■ PROBLEM STATEMENT:
Copy the lines exactly as they appear, beginning with the line that contains "female-pie-chart: Female 54.5%" and ending after the line that contains "male-pie-labels: 57.2% happy".

##############################

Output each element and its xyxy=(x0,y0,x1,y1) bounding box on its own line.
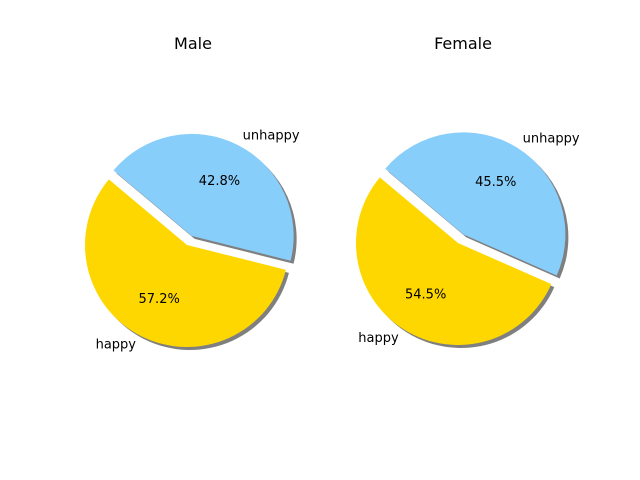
female-pie-chart: Female 54.5% happy 45.5% unhappy xyxy=(355,34,580,349)
female-unhappy-label: unhappy xyxy=(523,132,580,147)
female-unhappy-percent-label: 45.5% xyxy=(475,175,516,190)
female-pie-slices xyxy=(355,132,566,346)
male-chart-title: Male xyxy=(174,34,212,53)
female-unhappy-slice xyxy=(385,132,566,276)
female-happy-label: happy xyxy=(358,331,399,346)
male-happy-slice xyxy=(84,179,286,347)
female-pie-labels: 54.5% happy 45.5% unhappy xyxy=(358,132,580,346)
male-unhappy-slice xyxy=(113,133,294,261)
female-happy-slice xyxy=(355,177,552,346)
male-pie-labels: 57.2% happy 42.8% unhappy xyxy=(96,128,300,352)
female-happy-percent-label: 54.5% xyxy=(405,287,446,302)
male-happy-percent-label: 57.2% xyxy=(139,292,180,307)
male-happy-label: happy xyxy=(96,337,137,352)
male-unhappy-label: unhappy xyxy=(243,128,300,143)
male-pie-slices xyxy=(84,133,294,347)
female-chart-title: Female xyxy=(434,34,492,53)
male-unhappy-percent-label: 42.8% xyxy=(199,174,240,189)
male-pie-chart: Male 57.2% happy 42.8% unhappy xyxy=(84,34,300,352)
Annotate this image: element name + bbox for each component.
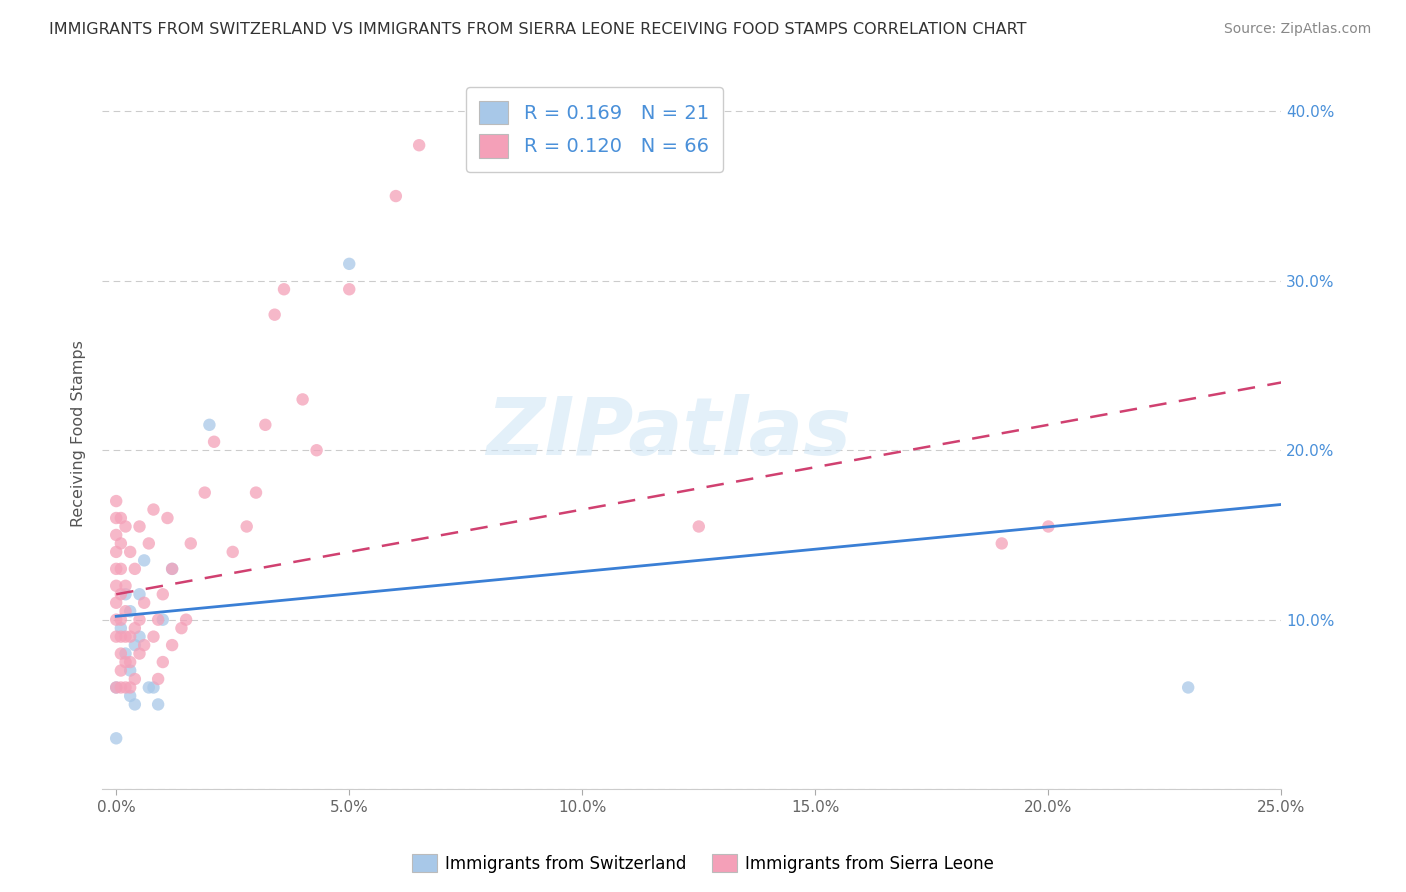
Point xyxy=(174,613,197,627)
Point xyxy=(120,545,142,559)
Point xyxy=(273,282,295,296)
Point xyxy=(152,613,174,627)
Point xyxy=(385,189,408,203)
Point xyxy=(110,621,132,635)
Point xyxy=(114,681,136,695)
Point xyxy=(114,604,136,618)
Point xyxy=(128,587,150,601)
Point xyxy=(134,553,156,567)
Point xyxy=(120,604,142,618)
Point xyxy=(142,681,165,695)
Point xyxy=(134,638,156,652)
Point xyxy=(146,698,169,712)
Point xyxy=(105,562,128,576)
Point xyxy=(114,630,136,644)
Legend: R = 0.169   N = 21, R = 0.120   N = 66: R = 0.169 N = 21, R = 0.120 N = 66 xyxy=(465,87,723,171)
Point xyxy=(138,536,160,550)
Point xyxy=(305,443,328,458)
Point xyxy=(124,562,146,576)
Point xyxy=(194,485,217,500)
Point xyxy=(120,664,142,678)
Point xyxy=(222,545,245,559)
Point xyxy=(105,528,128,542)
Point xyxy=(134,596,156,610)
Point xyxy=(105,494,128,508)
Point xyxy=(152,587,174,601)
Point xyxy=(160,638,183,652)
Point xyxy=(110,562,132,576)
Point xyxy=(170,621,193,635)
Point xyxy=(156,511,179,525)
Point xyxy=(110,681,132,695)
Point xyxy=(110,511,132,525)
Point xyxy=(263,308,285,322)
Point xyxy=(124,638,146,652)
Point xyxy=(110,587,132,601)
Point xyxy=(291,392,314,407)
Point xyxy=(142,630,165,644)
Legend: Immigrants from Switzerland, Immigrants from Sierra Leone: Immigrants from Switzerland, Immigrants … xyxy=(405,847,1001,880)
Point xyxy=(105,596,128,610)
Point xyxy=(105,545,128,559)
Text: IMMIGRANTS FROM SWITZERLAND VS IMMIGRANTS FROM SIERRA LEONE RECEIVING FOOD STAMP: IMMIGRANTS FROM SWITZERLAND VS IMMIGRANT… xyxy=(49,22,1026,37)
Point xyxy=(114,579,136,593)
Point xyxy=(128,630,150,644)
Point xyxy=(120,655,142,669)
Point xyxy=(142,502,165,516)
Point xyxy=(337,257,360,271)
Point xyxy=(105,613,128,627)
Point xyxy=(114,519,136,533)
Point xyxy=(124,672,146,686)
Point xyxy=(124,621,146,635)
Point xyxy=(105,511,128,525)
Point xyxy=(138,681,160,695)
Point xyxy=(180,536,202,550)
Point xyxy=(152,655,174,669)
Text: ZIPatlas: ZIPatlas xyxy=(485,394,851,472)
Point xyxy=(105,681,128,695)
Point xyxy=(990,536,1012,550)
Point xyxy=(198,417,221,432)
Point xyxy=(688,519,710,533)
Point xyxy=(110,630,132,644)
Point xyxy=(1177,681,1199,695)
Point xyxy=(120,681,142,695)
Point xyxy=(114,647,136,661)
Point xyxy=(146,613,169,627)
Point xyxy=(110,536,132,550)
Point xyxy=(235,519,257,533)
Point xyxy=(160,562,183,576)
Point xyxy=(146,672,169,686)
Point xyxy=(245,485,267,500)
Point xyxy=(128,647,150,661)
Point xyxy=(110,613,132,627)
Point xyxy=(128,613,150,627)
Point xyxy=(105,630,128,644)
Point xyxy=(202,434,225,449)
Point xyxy=(114,587,136,601)
Point xyxy=(105,579,128,593)
Point xyxy=(105,731,128,746)
Point xyxy=(160,562,183,576)
Point xyxy=(110,664,132,678)
Point xyxy=(110,647,132,661)
Point xyxy=(128,519,150,533)
Point xyxy=(120,630,142,644)
Point xyxy=(114,655,136,669)
Point xyxy=(337,282,360,296)
Point xyxy=(124,698,146,712)
Y-axis label: Receiving Food Stamps: Receiving Food Stamps xyxy=(72,340,86,527)
Point xyxy=(254,417,277,432)
Point xyxy=(120,689,142,703)
Point xyxy=(1038,519,1060,533)
Point xyxy=(408,138,430,153)
Point xyxy=(105,681,128,695)
Text: Source: ZipAtlas.com: Source: ZipAtlas.com xyxy=(1223,22,1371,37)
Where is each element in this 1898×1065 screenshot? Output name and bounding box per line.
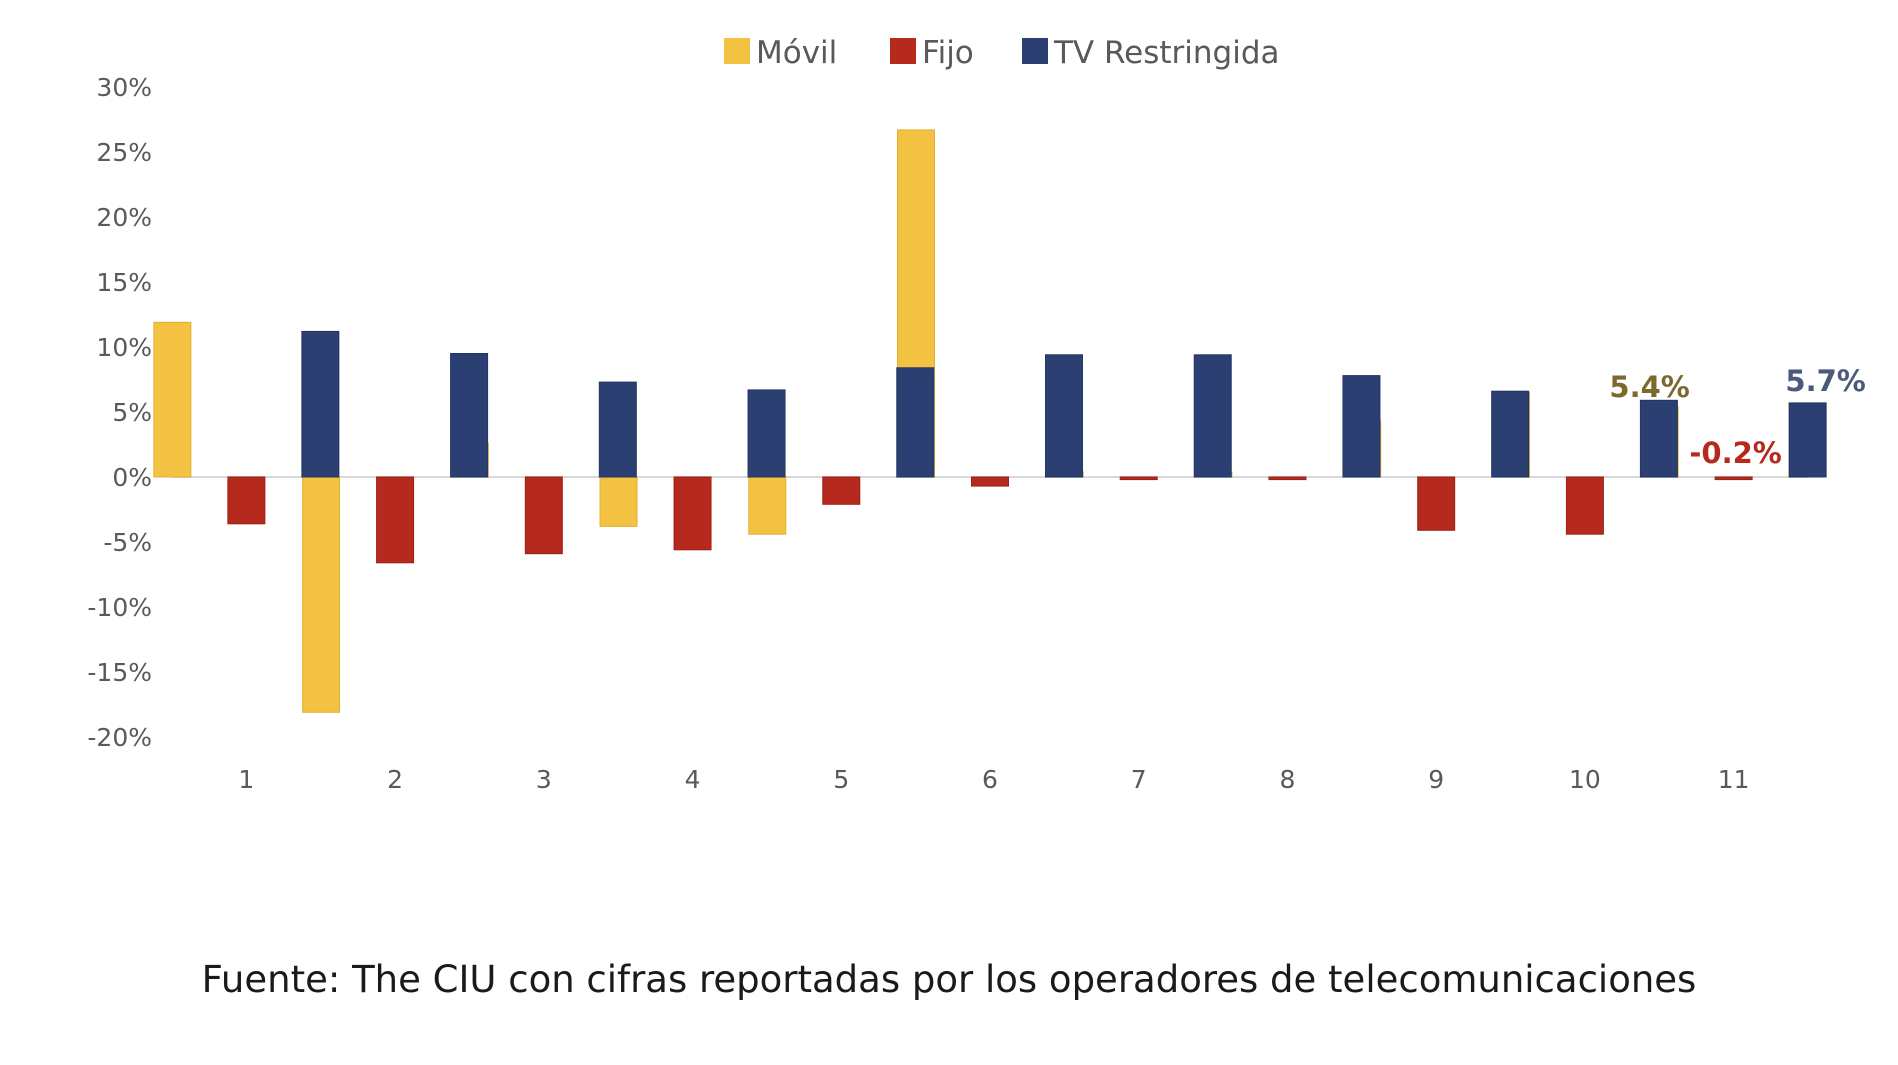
bar-tv-restringida <box>1491 390 1530 478</box>
y-tick-label: 25% <box>96 138 152 167</box>
y-tick-label: -10% <box>87 593 152 622</box>
x-tick-label: 4 <box>685 765 701 794</box>
bar-móvil <box>748 476 787 535</box>
bar-tv-restringida <box>1045 354 1083 478</box>
bar-tv-restringida <box>896 367 935 478</box>
bar-tv-restringida <box>1193 354 1232 478</box>
x-tick-label: 7 <box>1131 765 1147 794</box>
bar-fijo <box>1119 476 1158 481</box>
bar-tv-restringida <box>1639 399 1678 478</box>
y-axis: 30% 25% 20% 15% 10% 5% 0% -5% -10% -15% -20% <box>87 73 152 752</box>
bar-tv-restringida <box>450 353 489 478</box>
y-tick-label: -20% <box>87 723 152 752</box>
bar-móvil <box>599 476 638 527</box>
data-label: -0.2% <box>1689 436 1781 470</box>
bar-fijo <box>524 476 563 555</box>
x-tick-label: 5 <box>833 765 849 794</box>
legend-swatch-fijo <box>890 38 916 64</box>
bar-fijo <box>1565 476 1604 535</box>
bar-fijo <box>673 476 712 551</box>
bar-fijo <box>822 476 861 505</box>
bar-tv-restringida <box>747 389 786 478</box>
x-tick-label: 8 <box>1280 765 1296 794</box>
bar-tv-restringida <box>1788 402 1827 478</box>
legend-label: Fijo <box>922 35 974 71</box>
x-tick-label: 2 <box>387 765 403 794</box>
legend-label: TV Restringida <box>1053 35 1280 71</box>
bars <box>153 129 1827 713</box>
bar-fijo <box>971 476 1009 487</box>
bar-chart: Móvil Fijo TV Restringida 30%25%20%15%10%5… <box>87 35 1865 794</box>
bar-fijo <box>376 476 415 564</box>
x-axis: 1 2 3 4 5 6 7 8 9 10 11 <box>172 476 1808 794</box>
y-tick-label: 10% <box>96 333 152 362</box>
legend-swatch-tv-restringida <box>1022 38 1048 64</box>
y-tick-label: 20% <box>96 203 152 232</box>
bar-tv-restringida <box>1342 375 1381 478</box>
y-tick-label: 30% <box>96 73 152 102</box>
bar-móvil <box>302 476 341 713</box>
x-tick-label: 11 <box>1718 765 1750 794</box>
data-label: 5.4% <box>1609 370 1689 404</box>
x-tick-label: 1 <box>238 765 254 794</box>
x-tick-label: 3 <box>536 765 552 794</box>
bar-fijo <box>1417 476 1456 531</box>
y-tick-label: 0% <box>112 463 152 492</box>
legend-label: Móvil <box>756 35 837 71</box>
data-label: 5.7% <box>1785 364 1865 398</box>
y-tick-label: -5% <box>103 528 152 557</box>
bar-fijo <box>1268 476 1307 481</box>
y-tick-label: -15% <box>87 658 152 687</box>
bar-tv-restringida <box>598 381 637 478</box>
x-tick-label: 9 <box>1428 765 1444 794</box>
bar-tv-restringida <box>301 330 340 478</box>
source-note: Fuente: The CIU con cifras reportadas po… <box>201 958 1697 1001</box>
legend: Móvil Fijo TV Restringida <box>724 35 1280 71</box>
bar-móvil <box>153 321 192 478</box>
x-tick-label: 6 <box>982 765 998 794</box>
legend-swatch-móvil <box>724 38 750 64</box>
x-tick-label: 10 <box>1569 765 1601 794</box>
data-labels: 5.4%-0.2% 5.7% <box>1609 364 1865 470</box>
y-tick-label: 5% <box>112 398 152 427</box>
y-tick-label: 15% <box>96 268 152 297</box>
bar-fijo <box>227 476 266 525</box>
bar-fijo <box>1714 476 1753 481</box>
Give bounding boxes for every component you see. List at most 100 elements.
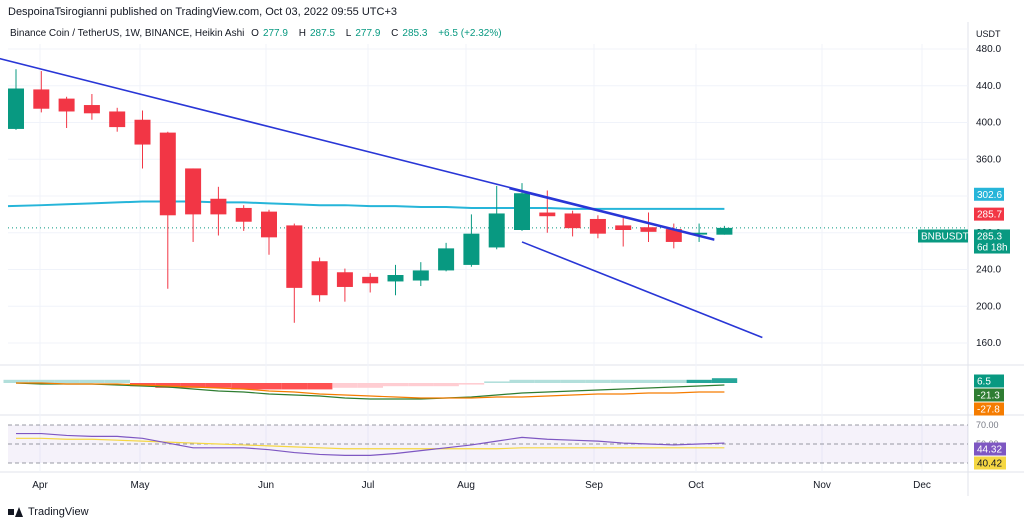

##############################

■ RESULT:
female-pie-chart: Female 54.5% happy 45.5% unhappy xyxy=(355,34,580,349)
female-unhappy-label: unhappy xyxy=(523,132,580,147)
female-unhappy-percent-label: 45.5% xyxy=(475,175,516,190)
female-pie-slices xyxy=(355,132,566,346)
male-chart-title: Male xyxy=(174,34,212,53)
female-unhappy-slice xyxy=(385,132,566,276)
female-happy-label: happy xyxy=(358,331,399,346)
male-happy-slice xyxy=(84,179,286,347)
female-pie-labels: 54.5% happy 45.5% unhappy xyxy=(358,132,580,346)
male-unhappy-slice xyxy=(113,133,294,261)
female-happy-slice xyxy=(355,177,552,346)
male-pie-labels: 57.2% happy 42.8% unhappy xyxy=(96,128,300,352)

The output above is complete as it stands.